### DIRECTIVE
Format every line of the material below as a numbered list, omitting blank lines and leaving out the pictures.

### INFORMATION PROVIDED
· · · · ·

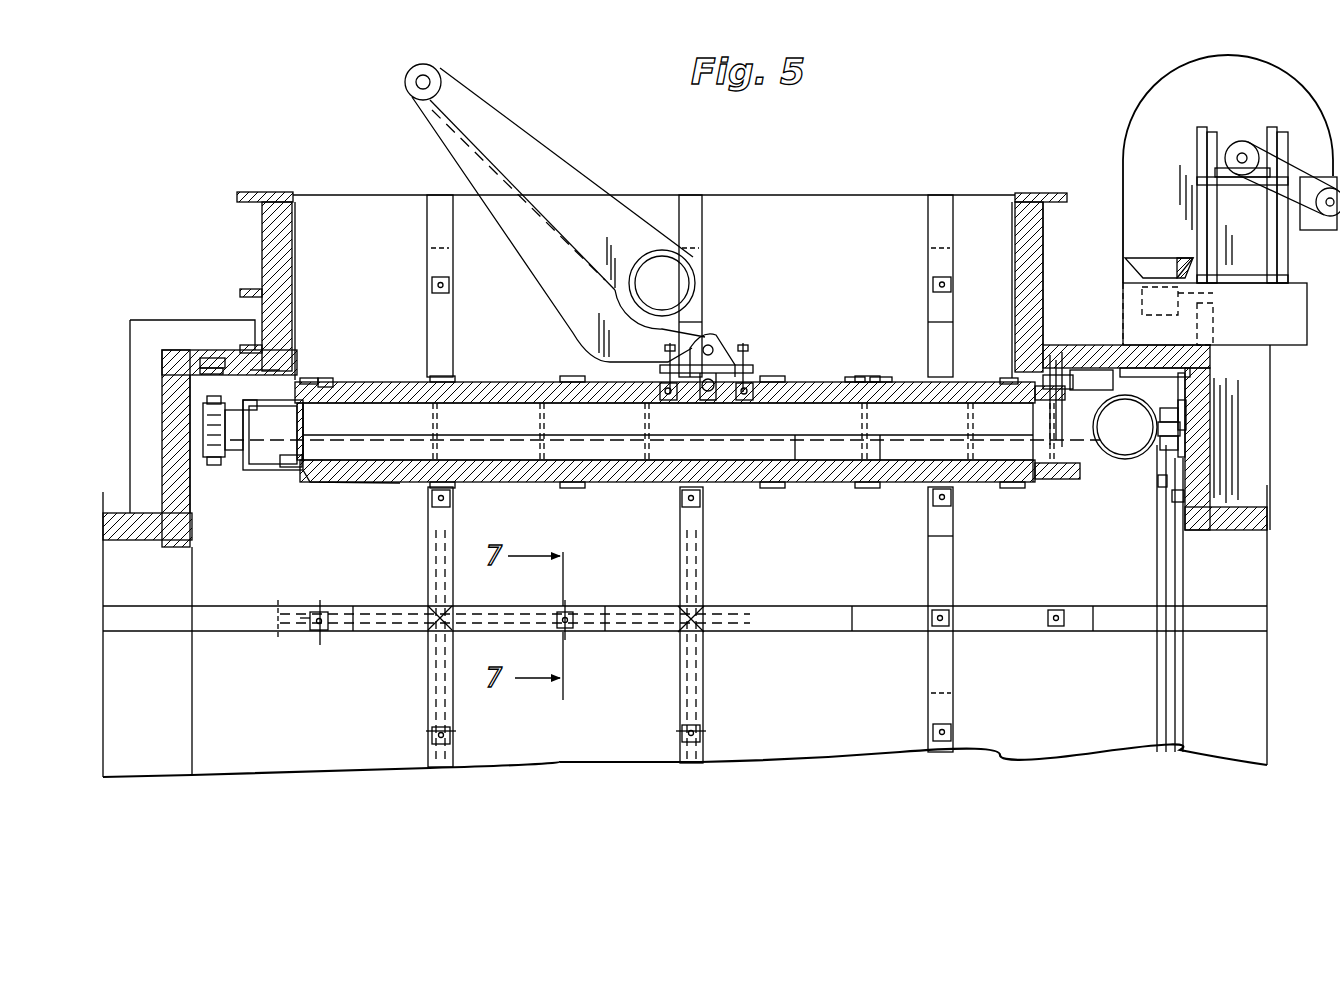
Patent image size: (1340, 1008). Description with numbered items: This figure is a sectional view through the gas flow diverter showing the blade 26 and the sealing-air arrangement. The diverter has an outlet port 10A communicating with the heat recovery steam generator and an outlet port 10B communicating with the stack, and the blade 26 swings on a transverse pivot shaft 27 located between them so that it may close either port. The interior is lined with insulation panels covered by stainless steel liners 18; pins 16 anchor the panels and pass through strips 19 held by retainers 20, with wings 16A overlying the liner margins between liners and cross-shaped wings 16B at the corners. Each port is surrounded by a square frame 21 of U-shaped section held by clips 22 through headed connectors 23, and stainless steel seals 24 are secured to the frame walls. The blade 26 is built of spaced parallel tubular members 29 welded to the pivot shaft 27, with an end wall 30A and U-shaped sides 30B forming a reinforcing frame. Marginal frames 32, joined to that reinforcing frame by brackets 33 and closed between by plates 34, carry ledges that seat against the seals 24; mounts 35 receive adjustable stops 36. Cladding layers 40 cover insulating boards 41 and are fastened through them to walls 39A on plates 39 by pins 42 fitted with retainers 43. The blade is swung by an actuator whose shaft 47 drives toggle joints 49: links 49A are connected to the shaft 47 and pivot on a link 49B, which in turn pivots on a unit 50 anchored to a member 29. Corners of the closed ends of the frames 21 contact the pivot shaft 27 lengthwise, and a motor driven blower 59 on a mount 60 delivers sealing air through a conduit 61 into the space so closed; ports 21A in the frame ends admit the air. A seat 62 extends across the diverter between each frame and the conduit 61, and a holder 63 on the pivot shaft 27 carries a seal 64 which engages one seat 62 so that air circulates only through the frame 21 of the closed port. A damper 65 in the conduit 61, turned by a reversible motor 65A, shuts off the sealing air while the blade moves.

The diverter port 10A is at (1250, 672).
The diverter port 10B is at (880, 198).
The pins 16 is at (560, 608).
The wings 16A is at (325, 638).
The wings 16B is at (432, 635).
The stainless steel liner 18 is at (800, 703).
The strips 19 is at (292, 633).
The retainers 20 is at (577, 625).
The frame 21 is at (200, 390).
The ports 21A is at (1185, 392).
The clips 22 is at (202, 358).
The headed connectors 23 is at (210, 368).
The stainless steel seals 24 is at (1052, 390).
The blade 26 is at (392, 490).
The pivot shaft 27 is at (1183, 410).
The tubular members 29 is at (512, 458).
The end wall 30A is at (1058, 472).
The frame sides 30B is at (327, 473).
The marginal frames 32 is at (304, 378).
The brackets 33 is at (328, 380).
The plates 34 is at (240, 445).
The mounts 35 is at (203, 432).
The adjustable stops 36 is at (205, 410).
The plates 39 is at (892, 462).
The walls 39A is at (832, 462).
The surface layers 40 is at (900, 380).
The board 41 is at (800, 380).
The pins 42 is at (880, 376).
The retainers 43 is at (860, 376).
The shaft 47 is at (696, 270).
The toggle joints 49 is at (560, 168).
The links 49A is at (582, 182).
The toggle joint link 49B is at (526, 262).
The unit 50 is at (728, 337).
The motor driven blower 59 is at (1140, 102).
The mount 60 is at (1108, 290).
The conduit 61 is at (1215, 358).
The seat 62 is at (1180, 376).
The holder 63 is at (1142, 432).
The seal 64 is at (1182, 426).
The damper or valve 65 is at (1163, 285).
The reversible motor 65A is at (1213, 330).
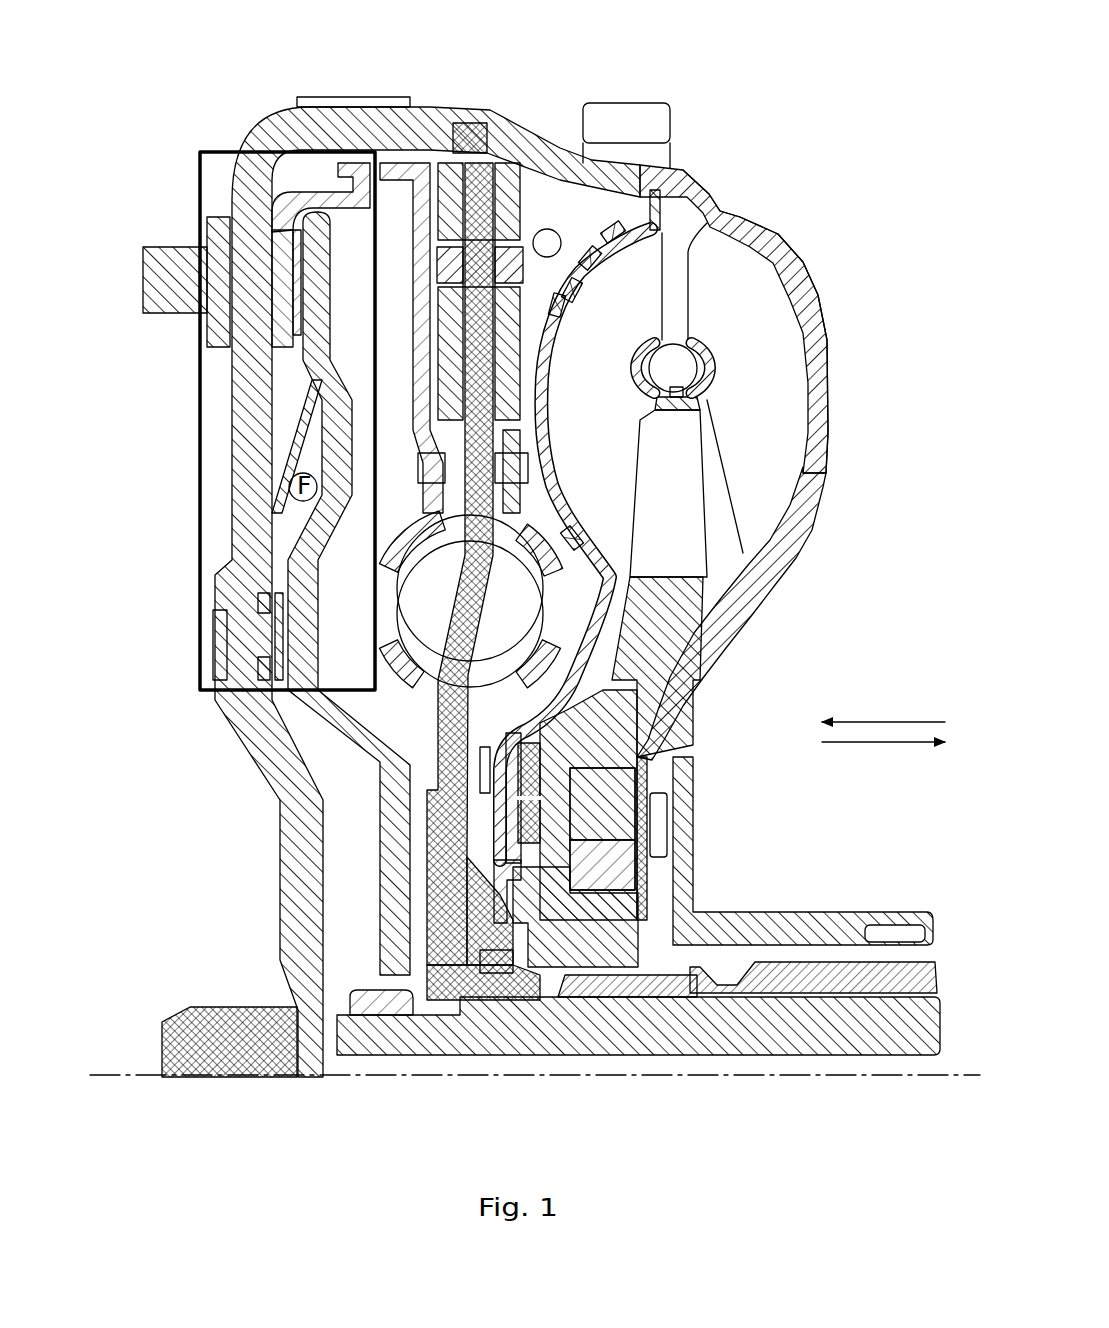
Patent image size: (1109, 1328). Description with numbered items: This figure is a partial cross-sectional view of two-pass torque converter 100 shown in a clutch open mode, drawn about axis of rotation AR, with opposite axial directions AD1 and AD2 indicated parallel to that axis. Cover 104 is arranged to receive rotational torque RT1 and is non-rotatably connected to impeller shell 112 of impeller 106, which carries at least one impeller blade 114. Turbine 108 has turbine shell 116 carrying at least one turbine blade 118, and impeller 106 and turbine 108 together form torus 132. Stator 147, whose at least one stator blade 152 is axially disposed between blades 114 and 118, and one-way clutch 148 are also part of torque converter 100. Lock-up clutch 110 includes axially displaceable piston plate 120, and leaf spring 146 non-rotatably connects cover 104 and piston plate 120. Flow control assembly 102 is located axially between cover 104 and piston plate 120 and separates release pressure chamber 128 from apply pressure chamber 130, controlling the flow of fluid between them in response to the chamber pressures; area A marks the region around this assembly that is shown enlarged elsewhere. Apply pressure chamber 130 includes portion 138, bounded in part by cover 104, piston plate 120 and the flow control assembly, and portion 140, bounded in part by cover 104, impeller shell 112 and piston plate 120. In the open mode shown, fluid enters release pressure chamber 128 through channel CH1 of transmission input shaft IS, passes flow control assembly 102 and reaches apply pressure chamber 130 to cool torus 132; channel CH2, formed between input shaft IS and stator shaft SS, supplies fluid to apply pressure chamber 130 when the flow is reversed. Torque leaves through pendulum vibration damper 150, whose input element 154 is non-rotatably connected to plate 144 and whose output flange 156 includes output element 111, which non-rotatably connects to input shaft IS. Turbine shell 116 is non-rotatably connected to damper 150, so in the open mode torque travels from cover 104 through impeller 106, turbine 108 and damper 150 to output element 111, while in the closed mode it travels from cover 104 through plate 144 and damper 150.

· · · · ·

### RIGHT ANSWER
1. Patent image size: (1340, 1008). Description with numbered items: This figure is a sectional view through the gas flow diverter showing the blade 26 and the sealing-air arrangement. The diverter has an outlet port 10A communicating with the heat recovery steam generator and an outlet port 10B communicating with the stack, and the blade 26 swings on a transverse pivot shaft 27 located between them so that it may close either port. The interior is lined with insulation panels covered by stainless steel liners 18; pins 16 anchor the panels and pass through strips 19 held by retainers 20, with wings 16A overlying the liner margins between liners and cross-shaped wings 16B at the corners. Each port is surrounded by a square frame 21 of U-shaped section held by clips 22 through headed connectors 23, and stainless steel seals 24 are secured to the frame walls. The blade 26 is built of spaced parallel tubular members 29 welded to the pivot shaft 27, with an end wall 30A and U-shaped sides 30B forming a reinforcing frame. Marginal frames 32, joined to that reinforcing frame by brackets 33 and closed between by plates 34, carry ledges that seat against the seals 24; mounts 35 receive adjustable stops 36. Cladding layers 40 cover insulating boards 41 and are fastened through them to walls 39A on plates 39 by pins 42 fitted with retainers 43. The blade is swung by an actuator whose shaft 47 drives toggle joints 49: links 49A are connected to the shaft 47 and pivot on a link 49B, which in turn pivots on a unit 50 anchored to a member 29. Corners of the closed ends of the frames 21 contact the pivot shaft 27 lengthwise, and a motor driven blower 59 on a mount 60 delivers sealing air through a conduit 61 into the space so closed; ports 21A in the frame ends admit the air. A seat 62 extends across the diverter between each frame and the conduit 61, and a holder 63 on the pivot shaft 27 carries a seal 64 which engages one seat 62 so that air circulates only through the frame 21 of the closed port. A damper 65 in the conduit 61, turned by a reversible motor 65A, shuts off the sealing air while the blade moves.
2. The diverter port 10A is at (1250, 672).
3. The diverter port 10B is at (880, 198).
4. The pins 16 is at (560, 608).
5. The wings 16A is at (325, 638).
6. The wings 16B is at (432, 635).
7. The stainless steel liner 18 is at (800, 703).
8. The strips 19 is at (292, 633).
9. The retainers 20 is at (577, 625).
10. The frame 21 is at (200, 390).
11. The ports 21A is at (1185, 392).
12. The clips 22 is at (202, 358).
13. The headed connectors 23 is at (210, 368).
14. The stainless steel seals 24 is at (1052, 390).
15. The blade 26 is at (392, 490).
16. The pivot shaft 27 is at (1183, 410).
17. The tubular members 29 is at (512, 458).
18. The end wall 30A is at (1058, 472).
19. The frame sides 30B is at (327, 473).
20. The marginal frames 32 is at (304, 378).
21. The brackets 33 is at (328, 380).
22. The plates 34 is at (240, 445).
23. The mounts 35 is at (203, 432).
24. The adjustable stops 36 is at (205, 410).
25. The plates 39 is at (892, 462).
26. The walls 39A is at (832, 462).
27. The surface layers 40 is at (900, 380).
28. The board 41 is at (800, 380).
29. The pins 42 is at (880, 376).
30. The retainers 43 is at (860, 376).
31. The shaft 47 is at (696, 270).
32. The toggle joints 49 is at (560, 168).
33. The links 49A is at (582, 182).
34. The toggle joint link 49B is at (526, 262).
35. The unit 50 is at (728, 337).
36. The motor driven blower 59 is at (1140, 102).
37. The mount 60 is at (1108, 290).
38. The conduit 61 is at (1215, 358).
39. The seat 62 is at (1180, 376).
40. The holder 63 is at (1142, 432).
41. The seal 64 is at (1182, 426).
42. The damper or valve 65 is at (1163, 285).
43. The reversible motor 65A is at (1213, 330).
44. Patent image size: (1109, 1328). Description with numbered items: This figure is a partial cross-sectional view of two-pass torque converter 100 shown in a clutch open mode, drawn about axis of rotation AR, with opposite axial directions AD1 and AD2 indicated parallel to that axis. Cover 104 is arranged to receive rotational torque RT1 and is non-rotatably connected to impeller shell 112 of impeller 106, which carries at least one impeller blade 114. Turbine 108 has turbine shell 116 carrying at least one turbine blade 118, and impeller 106 and turbine 108 together form torus 132. Stator 147, whose at least one stator blade 152 is axially disposed between blades 114 and 118, and one-way clutch 148 are also part of torque converter 100. Lock-up clutch 110 includes axially displaceable piston plate 120, and leaf spring 146 non-rotatably connects cover 104 and piston plate 120. Flow control assembly 102 is located axially between cover 104 and piston plate 120 and separates release pressure chamber 128 from apply pressure chamber 130, controlling the flow of fluid between them in response to the chamber pressures; area A marks the region around this assembly that is shown enlarged elsewhere. Apply pressure chamber 130 includes portion 138, bounded in part by cover 104, piston plate 120 and the flow control assembly, and portion 140, bounded in part by cover 104, impeller shell 112 and piston plate 120. In the open mode shown, fluid enters release pressure chamber 128 through channel CH1 of transmission input shaft IS, passes flow control assembly 102 and reaches apply pressure chamber 130 to cool torus 132; channel CH2, formed between input shaft IS and stator shaft SS, supplies fluid to apply pressure chamber 130 when the flow is reversed. Torque leaves through pendulum vibration damper 150, whose input element 154 is non-rotatably connected to plate 144 and whose output flange 156 includes output element 111, which non-rotatably connects to input shaft IS. Turbine shell 116 is non-rotatably connected to damper 150, so in the open mode torque travels from cover 104 through impeller 106, turbine 108 and damper 150 to output element 111, while in the closed mode it travels from cover 104 through plate 144 and damper 150.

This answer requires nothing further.